(begin)

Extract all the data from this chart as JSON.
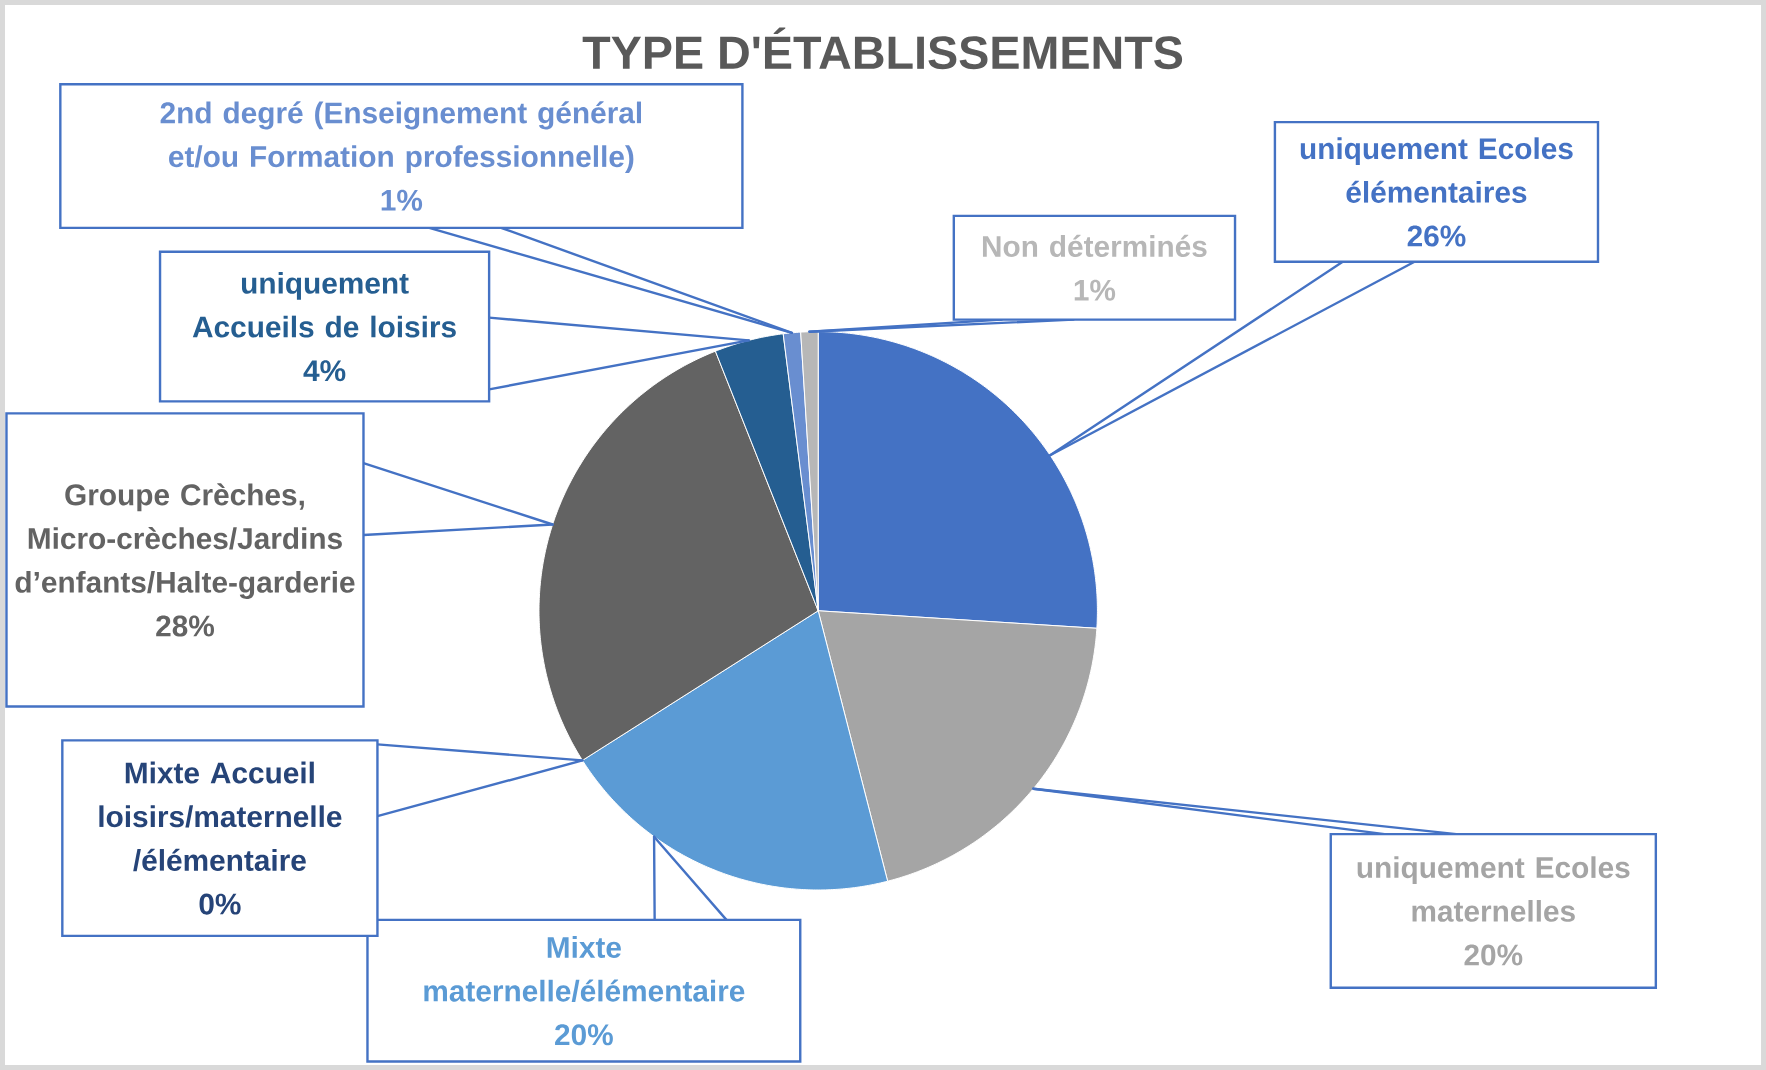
{
  "chart_data": {
    "type": "pie",
    "title": "TYPE D'ÉTABLISSEMENTS",
    "categories": [
      "uniquement Ecoles élémentaires",
      "uniquement Ecoles maternelles",
      "Mixte maternelle/élémentaire",
      "Mixte Accueil loisirs/maternelle /élémentaire",
      "Groupe Crèches, Micro-crèches/Jardins d’enfants/Halte-garderie",
      "uniquement Accueils de loisirs",
      "2nd degré (Enseignement général et/ou Formation professionnelle)",
      "Non déterminés"
    ],
    "values": [
      26,
      20,
      20,
      0,
      28,
      4,
      1,
      1
    ],
    "colors": [
      "#4472c4",
      "#a5a5a5",
      "#5b9bd5",
      "#264478",
      "#636363",
      "#255e91",
      "#698ed0",
      "#b7b7b7"
    ],
    "value_labels": [
      "26%",
      "20%",
      "20%",
      "0%",
      "28%",
      "4%",
      "1%",
      "1%"
    ]
  }
}
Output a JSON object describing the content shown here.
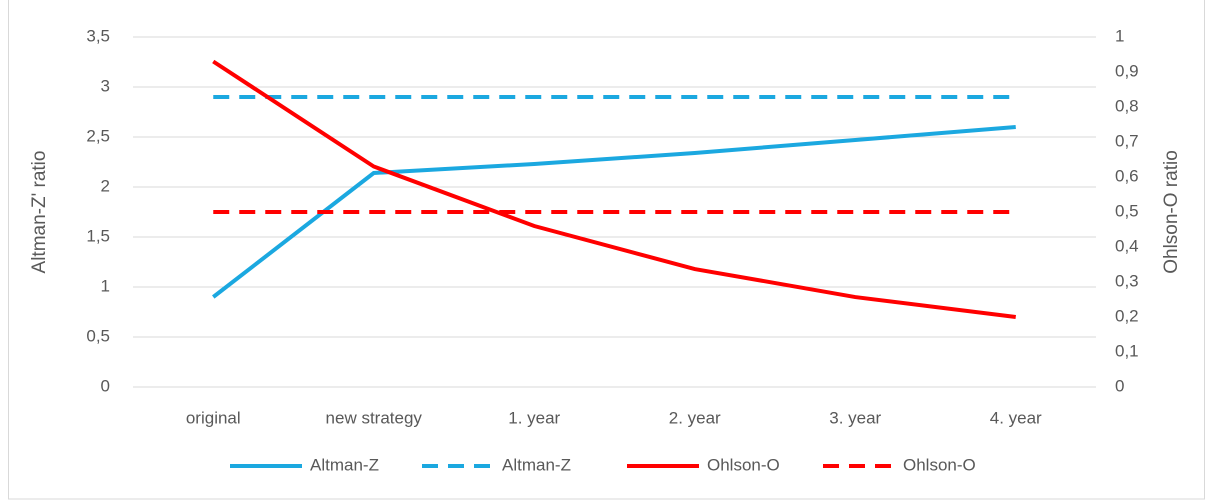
{
  "chart_data": {
    "type": "line",
    "y_label": "Altman-Z' ratio",
    "y2_label": "Ohlson-O ratio",
    "categories": [
      "original",
      "new strategy",
      "1. year",
      "2. year",
      "3. year",
      "4. year"
    ],
    "series": [
      {
        "name": "Altman-Z",
        "color": "#1ba8e0",
        "dash": false,
        "values": [
          0.9,
          2.14,
          2.23,
          2.34,
          2.47,
          2.6
        ]
      },
      {
        "name": "Altman-Z",
        "color": "#1ba8e0",
        "dash": true,
        "values": [
          2.9,
          2.9,
          2.9,
          2.9,
          2.9,
          2.9
        ]
      },
      {
        "name": "Ohlson-O",
        "color": "#ff0000",
        "dash": false,
        "axis": "y2",
        "values": [
          0.93,
          0.63,
          0.46,
          0.337,
          0.257,
          0.2
        ]
      },
      {
        "name": "Ohlson-O",
        "color": "#ff0000",
        "dash": true,
        "axis": "y2",
        "values": [
          0.5,
          0.5,
          0.5,
          0.5,
          0.5,
          0.5
        ]
      }
    ],
    "ylim": [
      0,
      3.5
    ],
    "yticks": [
      0,
      {
        "value": 0.5,
        "label": "0,5"
      },
      1,
      {
        "value": 1.5,
        "label": "1,5"
      },
      2,
      {
        "value": 2.5,
        "label": "2,5"
      },
      3,
      {
        "value": 3.5,
        "label": "3,5"
      }
    ],
    "y2lim": [
      0,
      1
    ],
    "y2ticks": [
      0,
      {
        "value": 0.1,
        "label": "0,1"
      },
      {
        "value": 0.2,
        "label": "0,2"
      },
      {
        "value": 0.3,
        "label": "0,3"
      },
      {
        "value": 0.4,
        "label": "0,4"
      },
      {
        "value": 0.5,
        "label": "0,5"
      },
      {
        "value": 0.6,
        "label": "0,6"
      },
      {
        "value": 0.7,
        "label": "0,7"
      },
      {
        "value": 0.8,
        "label": "0,8"
      },
      {
        "value": 0.9,
        "label": "0,9"
      },
      1
    ],
    "grid": true,
    "legend": "bottom"
  }
}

(end)

What this task involves: Extract, from the listing above, every line where the string "JSON" occurs.

Answer for this exercise:
Extract all the data from this chart as JSON.
Output a JSON object describing the content shown here.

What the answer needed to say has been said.